» Set task:
Write out the full set of records below exactly.

Collected data
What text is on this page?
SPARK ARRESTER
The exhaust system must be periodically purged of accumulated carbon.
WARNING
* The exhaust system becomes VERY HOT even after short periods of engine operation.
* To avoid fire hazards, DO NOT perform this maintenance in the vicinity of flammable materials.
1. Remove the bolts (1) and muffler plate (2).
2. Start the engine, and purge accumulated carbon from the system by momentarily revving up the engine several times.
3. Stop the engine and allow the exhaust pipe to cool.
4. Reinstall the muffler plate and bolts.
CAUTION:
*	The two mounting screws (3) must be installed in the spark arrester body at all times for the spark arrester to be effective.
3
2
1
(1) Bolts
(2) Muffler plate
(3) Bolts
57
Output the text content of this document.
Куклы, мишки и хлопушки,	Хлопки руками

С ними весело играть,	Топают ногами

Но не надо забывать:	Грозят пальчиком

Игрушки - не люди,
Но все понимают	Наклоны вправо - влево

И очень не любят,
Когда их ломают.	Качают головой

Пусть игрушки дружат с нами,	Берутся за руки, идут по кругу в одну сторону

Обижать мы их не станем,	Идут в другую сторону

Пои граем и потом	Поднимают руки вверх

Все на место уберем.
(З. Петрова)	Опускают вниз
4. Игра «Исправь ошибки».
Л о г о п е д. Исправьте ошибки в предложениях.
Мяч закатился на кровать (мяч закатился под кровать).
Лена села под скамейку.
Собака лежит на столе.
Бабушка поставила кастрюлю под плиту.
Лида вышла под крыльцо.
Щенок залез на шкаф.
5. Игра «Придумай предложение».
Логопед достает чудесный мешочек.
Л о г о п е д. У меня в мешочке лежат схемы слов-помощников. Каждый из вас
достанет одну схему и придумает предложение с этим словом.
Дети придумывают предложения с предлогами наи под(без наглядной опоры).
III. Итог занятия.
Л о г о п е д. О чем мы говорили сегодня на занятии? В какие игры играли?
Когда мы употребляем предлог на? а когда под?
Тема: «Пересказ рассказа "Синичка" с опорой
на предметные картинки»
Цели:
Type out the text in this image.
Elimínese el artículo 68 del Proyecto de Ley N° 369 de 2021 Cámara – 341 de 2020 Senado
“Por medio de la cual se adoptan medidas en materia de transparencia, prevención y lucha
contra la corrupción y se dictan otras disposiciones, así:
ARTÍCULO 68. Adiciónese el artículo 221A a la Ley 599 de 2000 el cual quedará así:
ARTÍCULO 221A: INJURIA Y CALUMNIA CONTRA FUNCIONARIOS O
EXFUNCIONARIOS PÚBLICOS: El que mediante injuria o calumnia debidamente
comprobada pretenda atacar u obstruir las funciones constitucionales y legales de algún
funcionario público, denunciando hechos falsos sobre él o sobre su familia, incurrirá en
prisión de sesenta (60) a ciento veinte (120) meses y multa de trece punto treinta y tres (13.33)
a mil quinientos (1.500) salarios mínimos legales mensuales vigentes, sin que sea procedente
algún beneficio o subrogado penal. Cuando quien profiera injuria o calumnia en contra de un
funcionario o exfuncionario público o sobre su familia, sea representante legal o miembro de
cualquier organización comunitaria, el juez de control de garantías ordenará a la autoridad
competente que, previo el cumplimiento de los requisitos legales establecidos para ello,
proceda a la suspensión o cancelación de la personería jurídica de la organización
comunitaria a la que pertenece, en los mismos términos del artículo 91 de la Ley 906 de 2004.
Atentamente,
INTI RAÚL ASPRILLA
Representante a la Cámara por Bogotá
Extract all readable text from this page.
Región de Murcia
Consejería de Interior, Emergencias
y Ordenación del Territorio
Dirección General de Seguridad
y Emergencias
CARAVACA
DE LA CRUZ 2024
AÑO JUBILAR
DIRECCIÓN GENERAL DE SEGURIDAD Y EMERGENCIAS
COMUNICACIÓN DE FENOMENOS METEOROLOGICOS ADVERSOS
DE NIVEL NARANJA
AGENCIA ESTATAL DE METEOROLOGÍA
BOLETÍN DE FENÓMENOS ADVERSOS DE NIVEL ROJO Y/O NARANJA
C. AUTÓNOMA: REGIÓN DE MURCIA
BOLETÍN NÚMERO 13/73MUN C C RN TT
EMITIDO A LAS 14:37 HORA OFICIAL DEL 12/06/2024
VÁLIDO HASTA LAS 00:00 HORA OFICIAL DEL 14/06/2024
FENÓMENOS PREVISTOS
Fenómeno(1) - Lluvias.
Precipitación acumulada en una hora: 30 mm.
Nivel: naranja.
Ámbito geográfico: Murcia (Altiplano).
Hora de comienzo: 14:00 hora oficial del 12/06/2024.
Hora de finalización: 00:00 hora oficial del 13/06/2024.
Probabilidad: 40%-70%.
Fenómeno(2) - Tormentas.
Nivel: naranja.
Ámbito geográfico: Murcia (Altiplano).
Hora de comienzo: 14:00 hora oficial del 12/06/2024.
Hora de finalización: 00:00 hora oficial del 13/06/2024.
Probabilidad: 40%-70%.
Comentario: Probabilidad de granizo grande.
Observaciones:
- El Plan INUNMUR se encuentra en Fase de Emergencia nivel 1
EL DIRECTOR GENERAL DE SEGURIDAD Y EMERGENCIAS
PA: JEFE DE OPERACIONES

» Task solution:
What text is on this page?
SPARK ARRESTER
The exhaust system must be periodically purged of accumulated carbon.
WARNING
* The exhaust system becomes VERY HOT even after short periods of engine operation.
* To avoid fire hazards, DO NOT perform this maintenance in the vicinity of flammable materials.
1. Remove the bolts (1) and muffler plate (2).
2. Start the engine, and purge accumulated carbon from the system by momentarily revving up the engine several times.
3. Stop the engine and allow the exhaust pipe to cool.
4. Reinstall the muffler plate and bolts.
CAUTION:
*	The two mounting screws (3) must be installed in the spark arrester body at all times for the spark arrester to be effective.
3
2
1
(1) Bolts
(2) Muffler plate
(3) Bolts
57
Output the text content of this document.
Куклы, мишки и хлопушки,	Хлопки руками

С ними весело играть,	Топают ногами

Но не надо забывать:	Грозят пальчиком

Игрушки - не люди,
Но все понимают	Наклоны вправо - влево

И очень не любят,
Когда их ломают.	Качают головой

Пусть игрушки дружат с нами,	Берутся за руки, идут по кругу в одну сторону

Обижать мы их не станем,	Идут в другую сторону

Пои граем и потом	Поднимают руки вверх

Все на место уберем.
(З. Петрова)	Опускают вниз
4. Игра «Исправь ошибки».
Л о г о п е д. Исправьте ошибки в предложениях.
Мяч закатился на кровать (мяч закатился под кровать).
Лена села под скамейку.
Собака лежит на столе.
Бабушка поставила кастрюлю под плиту.
Лида вышла под крыльцо.
Щенок залез на шкаф.
5. Игра «Придумай предложение».
Логопед достает чудесный мешочек.
Л о г о п е д. У меня в мешочке лежат схемы слов-помощников. Каждый из вас
достанет одну схему и придумает предложение с этим словом.
Дети придумывают предложения с предлогами наи под(без наглядной опоры).
III. Итог занятия.
Л о г о п е д. О чем мы говорили сегодня на занятии? В какие игры играли?
Когда мы употребляем предлог на? а когда под?
Тема: «Пересказ рассказа "Синичка" с опорой
на предметные картинки»
Цели:
Type out the text in this image.
Elimínese el artículo 68 del Proyecto de Ley N° 369 de 2021 Cámara – 341 de 2020 Senado
“Por medio de la cual se adoptan medidas en materia de transparencia, prevención y lucha
contra la corrupción y se dictan otras disposiciones, así:
ARTÍCULO 68. Adiciónese el artículo 221A a la Ley 599 de 2000 el cual quedará así:
ARTÍCULO 221A: INJURIA Y CALUMNIA CONTRA FUNCIONARIOS O
EXFUNCIONARIOS PÚBLICOS: El que mediante injuria o calumnia debidamente
comprobada pretenda atacar u obstruir las funciones constitucionales y legales de algún
funcionario público, denunciando hechos falsos sobre él o sobre su familia, incurrirá en
prisión de sesenta (60) a ciento veinte (120) meses y multa de trece punto treinta y tres (13.33)
a mil quinientos (1.500) salarios mínimos legales mensuales vigentes, sin que sea procedente
algún beneficio o subrogado penal. Cuando quien profiera injuria o calumnia en contra de un
funcionario o exfuncionario público o sobre su familia, sea representante legal o miembro de
cualquier organización comunitaria, el juez de control de garantías ordenará a la autoridad
competente que, previo el cumplimiento de los requisitos legales establecidos para ello,
proceda a la suspensión o cancelación de la personería jurídica de la organización
comunitaria a la que pertenece, en los mismos términos del artículo 91 de la Ley 906 de 2004.
Atentamente,
INTI RAÚL ASPRILLA
Representante a la Cámara por Bogotá
Extract all readable text from this page.
Región de Murcia
Consejería de Interior, Emergencias
y Ordenación del Territorio
Dirección General de Seguridad
y Emergencias
CARAVACA
DE LA CRUZ 2024
AÑO JUBILAR
DIRECCIÓN GENERAL DE SEGURIDAD Y EMERGENCIAS
COMUNICACIÓN DE FENOMENOS METEOROLOGICOS ADVERSOS
DE NIVEL NARANJA
AGENCIA ESTATAL DE METEOROLOGÍA
BOLETÍN DE FENÓMENOS ADVERSOS DE NIVEL ROJO Y/O NARANJA
C. AUTÓNOMA: REGIÓN DE MURCIA
BOLETÍN NÚMERO 13/73MUN C C RN TT
EMITIDO A LAS 14:37 HORA OFICIAL DEL 12/06/2024
VÁLIDO HASTA LAS 00:00 HORA OFICIAL DEL 14/06/2024
FENÓMENOS PREVISTOS
Fenómeno(1) - Lluvias.
Precipitación acumulada en una hora: 30 mm.
Nivel: naranja.
Ámbito geográfico: Murcia (Altiplano).
Hora de comienzo: 14:00 hora oficial del 12/06/2024.
Hora de finalización: 00:00 hora oficial del 13/06/2024.
Probabilidad: 40%-70%.
Fenómeno(2) - Tormentas.
Nivel: naranja.
Ámbito geográfico: Murcia (Altiplano).
Hora de comienzo: 14:00 hora oficial del 12/06/2024.
Hora de finalización: 00:00 hora oficial del 13/06/2024.
Probabilidad: 40%-70%.
Comentario: Probabilidad de granizo grande.
Observaciones:
- El Plan INUNMUR se encuentra en Fase de Emergencia nivel 1
EL DIRECTOR GENERAL DE SEGURIDAD Y EMERGENCIAS
PA: JEFE DE OPERACIONES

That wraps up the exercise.